▶ _Extracted records_:
* Start *
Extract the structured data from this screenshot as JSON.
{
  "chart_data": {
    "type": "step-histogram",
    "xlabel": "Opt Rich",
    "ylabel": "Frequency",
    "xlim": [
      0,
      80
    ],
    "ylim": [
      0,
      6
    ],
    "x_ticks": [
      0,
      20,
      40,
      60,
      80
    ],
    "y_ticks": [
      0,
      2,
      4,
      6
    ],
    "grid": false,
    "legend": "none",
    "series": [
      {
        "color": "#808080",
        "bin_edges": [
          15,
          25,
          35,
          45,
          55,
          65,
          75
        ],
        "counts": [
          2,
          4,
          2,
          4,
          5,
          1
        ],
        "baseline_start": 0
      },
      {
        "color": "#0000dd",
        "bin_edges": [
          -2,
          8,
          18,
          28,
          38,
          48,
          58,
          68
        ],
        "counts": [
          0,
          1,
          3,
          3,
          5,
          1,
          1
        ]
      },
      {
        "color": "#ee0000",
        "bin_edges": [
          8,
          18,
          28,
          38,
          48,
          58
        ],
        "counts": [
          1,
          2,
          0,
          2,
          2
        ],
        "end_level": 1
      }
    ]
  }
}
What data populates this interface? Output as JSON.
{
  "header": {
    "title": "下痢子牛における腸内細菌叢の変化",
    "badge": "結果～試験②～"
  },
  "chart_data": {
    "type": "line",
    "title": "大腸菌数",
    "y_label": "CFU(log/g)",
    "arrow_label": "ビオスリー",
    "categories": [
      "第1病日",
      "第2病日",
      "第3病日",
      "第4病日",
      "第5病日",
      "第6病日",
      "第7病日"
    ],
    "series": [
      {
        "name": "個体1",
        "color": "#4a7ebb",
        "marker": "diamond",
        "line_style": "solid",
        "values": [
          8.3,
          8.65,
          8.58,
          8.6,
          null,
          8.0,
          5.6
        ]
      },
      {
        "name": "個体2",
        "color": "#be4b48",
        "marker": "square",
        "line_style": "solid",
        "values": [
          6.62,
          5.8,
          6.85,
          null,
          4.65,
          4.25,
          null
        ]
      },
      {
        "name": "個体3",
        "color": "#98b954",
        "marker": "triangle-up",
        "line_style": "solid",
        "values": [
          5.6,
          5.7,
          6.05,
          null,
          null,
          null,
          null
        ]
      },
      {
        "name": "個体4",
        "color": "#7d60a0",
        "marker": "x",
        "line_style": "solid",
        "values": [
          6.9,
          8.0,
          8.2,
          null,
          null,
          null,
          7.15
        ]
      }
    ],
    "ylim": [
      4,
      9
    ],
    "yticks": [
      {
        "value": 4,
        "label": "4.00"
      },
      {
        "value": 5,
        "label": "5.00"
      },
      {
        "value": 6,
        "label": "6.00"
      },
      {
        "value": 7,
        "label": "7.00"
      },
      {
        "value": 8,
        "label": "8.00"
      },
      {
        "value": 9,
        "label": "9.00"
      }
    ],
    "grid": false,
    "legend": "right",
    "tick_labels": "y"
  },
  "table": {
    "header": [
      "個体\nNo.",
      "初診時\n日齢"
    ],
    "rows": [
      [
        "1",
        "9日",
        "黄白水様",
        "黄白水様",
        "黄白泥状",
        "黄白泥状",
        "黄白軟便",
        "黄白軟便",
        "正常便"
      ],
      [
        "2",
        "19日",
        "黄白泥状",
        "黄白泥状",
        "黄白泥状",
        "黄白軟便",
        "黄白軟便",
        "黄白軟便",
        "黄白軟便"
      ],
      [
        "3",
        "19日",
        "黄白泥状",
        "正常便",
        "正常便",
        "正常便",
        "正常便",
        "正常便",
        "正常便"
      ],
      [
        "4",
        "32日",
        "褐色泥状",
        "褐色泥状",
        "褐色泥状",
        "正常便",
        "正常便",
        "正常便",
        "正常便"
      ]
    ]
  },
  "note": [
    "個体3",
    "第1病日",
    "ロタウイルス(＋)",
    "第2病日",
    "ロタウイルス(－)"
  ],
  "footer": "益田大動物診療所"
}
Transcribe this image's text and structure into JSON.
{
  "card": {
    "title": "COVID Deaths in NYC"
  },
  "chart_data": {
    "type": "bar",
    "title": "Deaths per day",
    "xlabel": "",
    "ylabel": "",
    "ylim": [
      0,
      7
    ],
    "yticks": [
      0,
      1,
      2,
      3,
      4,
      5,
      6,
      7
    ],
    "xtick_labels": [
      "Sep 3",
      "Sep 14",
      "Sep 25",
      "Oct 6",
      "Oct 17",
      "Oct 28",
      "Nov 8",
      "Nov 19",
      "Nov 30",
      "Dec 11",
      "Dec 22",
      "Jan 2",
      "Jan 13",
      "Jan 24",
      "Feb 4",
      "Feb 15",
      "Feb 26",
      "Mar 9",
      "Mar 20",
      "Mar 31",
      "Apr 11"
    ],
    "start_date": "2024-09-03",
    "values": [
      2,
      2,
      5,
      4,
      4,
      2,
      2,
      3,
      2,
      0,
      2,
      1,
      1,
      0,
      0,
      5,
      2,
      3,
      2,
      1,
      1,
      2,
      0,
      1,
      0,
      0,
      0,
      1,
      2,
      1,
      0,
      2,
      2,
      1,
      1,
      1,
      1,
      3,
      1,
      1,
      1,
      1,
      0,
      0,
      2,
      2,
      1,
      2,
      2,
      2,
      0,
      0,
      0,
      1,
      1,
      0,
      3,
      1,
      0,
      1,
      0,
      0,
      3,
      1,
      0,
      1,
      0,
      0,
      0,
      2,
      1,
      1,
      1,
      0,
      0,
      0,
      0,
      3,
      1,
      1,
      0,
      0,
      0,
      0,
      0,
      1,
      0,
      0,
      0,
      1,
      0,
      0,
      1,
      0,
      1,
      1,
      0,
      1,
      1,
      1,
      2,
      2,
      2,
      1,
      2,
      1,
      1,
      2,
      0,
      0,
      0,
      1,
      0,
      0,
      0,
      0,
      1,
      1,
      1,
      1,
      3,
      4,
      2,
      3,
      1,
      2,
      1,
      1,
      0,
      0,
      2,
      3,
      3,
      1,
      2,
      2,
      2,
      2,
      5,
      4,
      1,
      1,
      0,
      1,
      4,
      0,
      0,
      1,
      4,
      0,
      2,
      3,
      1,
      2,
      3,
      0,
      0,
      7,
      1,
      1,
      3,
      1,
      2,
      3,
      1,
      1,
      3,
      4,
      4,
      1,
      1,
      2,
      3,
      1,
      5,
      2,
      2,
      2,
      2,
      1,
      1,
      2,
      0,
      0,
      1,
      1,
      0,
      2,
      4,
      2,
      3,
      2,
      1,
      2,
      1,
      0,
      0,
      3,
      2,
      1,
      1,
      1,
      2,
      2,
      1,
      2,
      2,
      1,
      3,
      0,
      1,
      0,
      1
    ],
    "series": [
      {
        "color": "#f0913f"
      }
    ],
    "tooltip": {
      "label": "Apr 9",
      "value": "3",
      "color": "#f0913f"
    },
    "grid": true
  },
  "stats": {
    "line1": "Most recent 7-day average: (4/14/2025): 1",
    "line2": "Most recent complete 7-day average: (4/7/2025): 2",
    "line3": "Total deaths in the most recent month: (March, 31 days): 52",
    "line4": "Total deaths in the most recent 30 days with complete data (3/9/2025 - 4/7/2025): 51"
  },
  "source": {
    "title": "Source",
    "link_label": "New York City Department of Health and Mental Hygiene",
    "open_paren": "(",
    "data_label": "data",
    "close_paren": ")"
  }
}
* End *
▶ _Short task_: Return only those lines of the records that contain the string "days".

▶ _Reply to the exercise_:
    "line3": "Total deaths in the most recent month: (March, 31 days): 52",
    "line4": "Total deaths in the most recent 30 days with complete data (3/9/2025 - 4/7/2025): 51"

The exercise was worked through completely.